--- START OF ITEMS ---

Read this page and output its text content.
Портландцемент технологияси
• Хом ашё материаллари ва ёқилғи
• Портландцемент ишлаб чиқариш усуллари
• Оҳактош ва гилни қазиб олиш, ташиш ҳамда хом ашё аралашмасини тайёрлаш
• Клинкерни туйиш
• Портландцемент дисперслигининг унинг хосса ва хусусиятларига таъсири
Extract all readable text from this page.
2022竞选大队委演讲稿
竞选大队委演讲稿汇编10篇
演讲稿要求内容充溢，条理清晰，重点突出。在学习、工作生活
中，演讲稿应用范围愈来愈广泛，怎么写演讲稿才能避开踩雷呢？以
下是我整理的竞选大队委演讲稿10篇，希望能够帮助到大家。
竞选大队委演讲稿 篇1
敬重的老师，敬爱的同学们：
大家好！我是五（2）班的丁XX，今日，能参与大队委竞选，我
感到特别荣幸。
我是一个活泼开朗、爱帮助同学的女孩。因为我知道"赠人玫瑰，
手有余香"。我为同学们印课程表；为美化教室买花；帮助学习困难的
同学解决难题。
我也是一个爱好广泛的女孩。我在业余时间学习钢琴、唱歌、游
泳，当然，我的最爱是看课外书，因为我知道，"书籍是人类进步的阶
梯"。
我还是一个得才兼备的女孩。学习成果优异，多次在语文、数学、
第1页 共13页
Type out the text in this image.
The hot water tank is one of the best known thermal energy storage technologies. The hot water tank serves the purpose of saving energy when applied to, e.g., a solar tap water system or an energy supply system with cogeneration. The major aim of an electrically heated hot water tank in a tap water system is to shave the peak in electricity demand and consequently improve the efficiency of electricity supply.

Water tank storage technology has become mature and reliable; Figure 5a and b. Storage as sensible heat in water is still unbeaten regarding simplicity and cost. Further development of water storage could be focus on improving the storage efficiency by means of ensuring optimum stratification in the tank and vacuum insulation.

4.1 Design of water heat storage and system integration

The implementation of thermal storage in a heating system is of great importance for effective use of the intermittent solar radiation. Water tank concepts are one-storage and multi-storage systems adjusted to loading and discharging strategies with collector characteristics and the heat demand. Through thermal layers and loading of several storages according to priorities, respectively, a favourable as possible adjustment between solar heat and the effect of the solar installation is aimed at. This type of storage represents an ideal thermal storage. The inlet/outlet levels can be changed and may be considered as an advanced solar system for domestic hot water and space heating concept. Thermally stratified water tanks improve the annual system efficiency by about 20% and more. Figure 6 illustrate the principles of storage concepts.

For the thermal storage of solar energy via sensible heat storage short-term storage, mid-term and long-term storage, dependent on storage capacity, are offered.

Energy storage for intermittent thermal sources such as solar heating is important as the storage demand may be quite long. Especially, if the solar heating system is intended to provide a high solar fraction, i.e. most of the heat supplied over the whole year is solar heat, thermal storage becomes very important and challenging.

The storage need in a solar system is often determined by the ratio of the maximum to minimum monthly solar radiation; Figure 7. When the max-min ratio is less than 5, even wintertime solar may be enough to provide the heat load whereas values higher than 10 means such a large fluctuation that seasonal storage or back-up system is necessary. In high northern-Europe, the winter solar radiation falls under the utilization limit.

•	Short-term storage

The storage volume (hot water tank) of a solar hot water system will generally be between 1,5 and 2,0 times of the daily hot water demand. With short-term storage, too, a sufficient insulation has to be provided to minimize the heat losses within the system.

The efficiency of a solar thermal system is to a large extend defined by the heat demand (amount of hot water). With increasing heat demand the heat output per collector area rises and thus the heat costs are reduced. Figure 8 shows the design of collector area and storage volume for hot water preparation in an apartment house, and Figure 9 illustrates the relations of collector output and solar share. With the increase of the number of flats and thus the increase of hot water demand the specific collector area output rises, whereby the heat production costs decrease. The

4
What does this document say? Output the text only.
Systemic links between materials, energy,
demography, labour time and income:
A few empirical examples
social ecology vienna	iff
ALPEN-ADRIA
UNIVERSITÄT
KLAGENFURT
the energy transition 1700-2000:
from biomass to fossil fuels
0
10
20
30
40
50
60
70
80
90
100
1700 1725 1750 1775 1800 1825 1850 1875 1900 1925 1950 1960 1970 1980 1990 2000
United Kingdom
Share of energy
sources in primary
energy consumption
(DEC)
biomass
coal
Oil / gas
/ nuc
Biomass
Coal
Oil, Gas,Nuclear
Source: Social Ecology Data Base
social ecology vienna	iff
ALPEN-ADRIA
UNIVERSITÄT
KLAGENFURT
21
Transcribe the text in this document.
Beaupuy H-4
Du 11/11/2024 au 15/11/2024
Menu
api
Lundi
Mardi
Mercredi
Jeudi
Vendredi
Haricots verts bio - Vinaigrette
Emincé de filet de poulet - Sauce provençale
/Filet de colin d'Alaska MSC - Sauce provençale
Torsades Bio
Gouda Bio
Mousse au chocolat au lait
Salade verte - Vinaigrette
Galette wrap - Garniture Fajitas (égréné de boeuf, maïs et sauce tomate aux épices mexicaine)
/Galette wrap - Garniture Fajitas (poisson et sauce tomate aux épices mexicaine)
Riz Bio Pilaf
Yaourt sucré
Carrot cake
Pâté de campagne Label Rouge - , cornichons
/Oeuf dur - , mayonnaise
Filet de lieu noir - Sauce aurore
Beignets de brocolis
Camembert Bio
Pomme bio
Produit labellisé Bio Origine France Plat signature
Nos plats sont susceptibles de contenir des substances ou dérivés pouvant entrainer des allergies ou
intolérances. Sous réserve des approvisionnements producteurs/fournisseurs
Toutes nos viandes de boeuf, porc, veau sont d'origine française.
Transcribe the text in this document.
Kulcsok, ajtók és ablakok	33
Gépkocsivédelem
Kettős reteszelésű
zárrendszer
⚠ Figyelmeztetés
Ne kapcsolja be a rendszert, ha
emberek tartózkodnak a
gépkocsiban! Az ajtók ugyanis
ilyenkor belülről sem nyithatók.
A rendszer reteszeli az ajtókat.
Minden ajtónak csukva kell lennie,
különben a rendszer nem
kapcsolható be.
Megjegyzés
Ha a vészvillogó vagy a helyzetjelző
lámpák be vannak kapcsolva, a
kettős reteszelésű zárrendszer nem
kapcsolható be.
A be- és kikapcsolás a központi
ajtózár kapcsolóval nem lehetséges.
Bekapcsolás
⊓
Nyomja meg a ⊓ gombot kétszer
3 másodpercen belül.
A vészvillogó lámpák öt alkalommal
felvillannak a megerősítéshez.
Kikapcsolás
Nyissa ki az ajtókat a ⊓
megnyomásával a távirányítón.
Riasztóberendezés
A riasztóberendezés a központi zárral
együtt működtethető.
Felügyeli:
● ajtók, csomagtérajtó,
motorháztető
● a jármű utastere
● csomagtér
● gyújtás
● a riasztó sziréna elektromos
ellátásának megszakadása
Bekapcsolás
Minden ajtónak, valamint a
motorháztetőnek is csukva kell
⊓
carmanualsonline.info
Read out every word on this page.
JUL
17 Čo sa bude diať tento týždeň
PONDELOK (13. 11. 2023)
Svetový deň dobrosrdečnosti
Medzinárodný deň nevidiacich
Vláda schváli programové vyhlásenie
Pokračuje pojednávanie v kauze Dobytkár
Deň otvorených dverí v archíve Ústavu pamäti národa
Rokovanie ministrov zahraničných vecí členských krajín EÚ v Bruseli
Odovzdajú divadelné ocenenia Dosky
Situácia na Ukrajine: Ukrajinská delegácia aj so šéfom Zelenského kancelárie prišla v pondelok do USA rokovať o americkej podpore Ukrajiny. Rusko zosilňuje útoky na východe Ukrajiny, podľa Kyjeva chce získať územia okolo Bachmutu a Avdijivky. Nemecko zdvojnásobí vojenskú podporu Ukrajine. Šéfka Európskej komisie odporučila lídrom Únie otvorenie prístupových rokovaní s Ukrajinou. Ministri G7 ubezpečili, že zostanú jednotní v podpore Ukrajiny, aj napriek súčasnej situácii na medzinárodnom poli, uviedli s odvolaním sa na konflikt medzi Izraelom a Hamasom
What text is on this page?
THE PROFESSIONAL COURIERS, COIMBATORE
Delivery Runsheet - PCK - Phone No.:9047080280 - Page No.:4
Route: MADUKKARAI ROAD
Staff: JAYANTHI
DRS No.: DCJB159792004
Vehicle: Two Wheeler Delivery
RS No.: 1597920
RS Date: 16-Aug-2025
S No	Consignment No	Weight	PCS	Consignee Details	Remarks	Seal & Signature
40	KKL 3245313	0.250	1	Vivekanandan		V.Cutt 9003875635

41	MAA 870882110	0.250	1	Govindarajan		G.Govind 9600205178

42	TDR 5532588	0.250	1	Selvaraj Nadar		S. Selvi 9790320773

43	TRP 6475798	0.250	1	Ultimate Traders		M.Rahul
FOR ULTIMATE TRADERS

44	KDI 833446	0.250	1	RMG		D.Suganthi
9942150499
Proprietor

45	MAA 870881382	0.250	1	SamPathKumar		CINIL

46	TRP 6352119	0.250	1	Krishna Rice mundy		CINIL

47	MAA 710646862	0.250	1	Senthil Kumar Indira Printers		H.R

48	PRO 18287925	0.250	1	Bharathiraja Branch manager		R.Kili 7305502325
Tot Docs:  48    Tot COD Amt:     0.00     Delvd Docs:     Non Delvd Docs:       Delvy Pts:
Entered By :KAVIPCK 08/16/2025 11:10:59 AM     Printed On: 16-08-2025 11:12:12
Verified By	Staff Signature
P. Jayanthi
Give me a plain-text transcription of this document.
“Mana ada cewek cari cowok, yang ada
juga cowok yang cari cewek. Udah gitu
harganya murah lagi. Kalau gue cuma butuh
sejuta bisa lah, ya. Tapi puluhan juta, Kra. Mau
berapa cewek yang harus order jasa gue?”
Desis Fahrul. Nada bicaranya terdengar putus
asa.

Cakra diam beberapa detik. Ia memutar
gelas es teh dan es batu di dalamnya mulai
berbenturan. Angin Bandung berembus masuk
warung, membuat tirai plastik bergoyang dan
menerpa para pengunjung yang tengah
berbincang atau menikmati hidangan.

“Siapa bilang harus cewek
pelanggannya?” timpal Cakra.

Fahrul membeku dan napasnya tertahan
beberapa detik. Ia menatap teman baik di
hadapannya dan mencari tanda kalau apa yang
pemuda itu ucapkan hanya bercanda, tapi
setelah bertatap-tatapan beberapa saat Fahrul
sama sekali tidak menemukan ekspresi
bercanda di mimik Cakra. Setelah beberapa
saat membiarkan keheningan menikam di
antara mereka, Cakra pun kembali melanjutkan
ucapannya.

--- END OF ITEMS ---

INSTRUCTION: Pull out every line containing "improve".

ANSWER FOR THIS EXERCISE:
The hot water tank is one of the best known thermal energy storage technologies. The hot water tank serves the purpose of saving energy when applied to, e.g., a solar tap water system or an energy supply system with cogeneration. The major aim of an electrically heated hot water tank in a tap water system is to shave the peak in electricity demand and consequently improve the efficiency of electricity supply.
The implementation of thermal storage in a heating system is of great importance for effective use of the intermittent solar radiation. Water tank concepts are one-storage and multi-storage systems adjusted to loading and discharging strategies with collector characteristics and the heat demand. Through thermal layers and loading of several storages according to priorities, respectively, a favourable as possible adjustment between solar heat and the effect of the solar installation is aimed at. This type of storage represents an ideal thermal storage. The inlet/outlet levels can be changed and may be considered as an advanced solar system for domestic hot water and space heating concept. Thermally stratified water tanks improve the annual system efficiency by about 20% and more. Figure 6 illustrate the principles of storage concepts.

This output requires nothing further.